---------- Material provided ----------
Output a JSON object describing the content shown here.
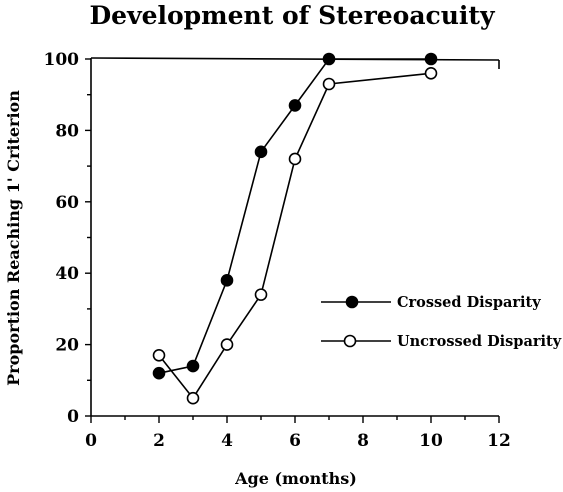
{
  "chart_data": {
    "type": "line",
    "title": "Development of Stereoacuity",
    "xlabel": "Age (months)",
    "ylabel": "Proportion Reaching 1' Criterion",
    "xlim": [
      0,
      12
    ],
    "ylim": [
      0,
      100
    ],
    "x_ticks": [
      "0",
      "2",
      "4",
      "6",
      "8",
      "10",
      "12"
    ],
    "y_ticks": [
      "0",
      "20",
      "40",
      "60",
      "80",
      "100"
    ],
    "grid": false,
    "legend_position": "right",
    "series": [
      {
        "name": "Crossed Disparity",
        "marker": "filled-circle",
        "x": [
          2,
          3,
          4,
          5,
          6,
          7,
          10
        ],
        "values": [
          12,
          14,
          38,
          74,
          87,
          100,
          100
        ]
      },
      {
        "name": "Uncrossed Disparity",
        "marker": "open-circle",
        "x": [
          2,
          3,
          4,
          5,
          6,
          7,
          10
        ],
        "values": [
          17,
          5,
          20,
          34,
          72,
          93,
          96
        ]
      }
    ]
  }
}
----------
● **Task**
Write out each line of the data exactly; the images should be left out.

● **Solution to this task**
Output a JSON object describing the content shown here.
{
  "chart_data": {
    "type": "line",
    "title": "Development of Stereoacuity",
    "xlabel": "Age (months)",
    "ylabel": "Proportion Reaching 1' Criterion",
    "xlim": [
      0,
      12
    ],
    "ylim": [
      0,
      100
    ],
    "x_ticks": [
      "0",
      "2",
      "4",
      "6",
      "8",
      "10",
      "12"
    ],
    "y_ticks": [
      "0",
      "20",
      "40",
      "60",
      "80",
      "100"
    ],
    "grid": false,
    "legend_position": "right",
    "series": [
      {
        "name": "Crossed Disparity",
        "marker": "filled-circle",
        "x": [
          2,
          3,
          4,
          5,
          6,
          7,
          10
        ],
        "values": [
          12,
          14,
          38,
          74,
          87,
          100,
          100
        ]
      },
      {
        "name": "Uncrossed Disparity",
        "marker": "open-circle",
        "x": [
          2,
          3,
          4,
          5,
          6,
          7,
          10
        ],
        "values": [
          17,
          5,
          20,
          34,
          72,
          93,
          96
        ]
      }
    ]
  }
}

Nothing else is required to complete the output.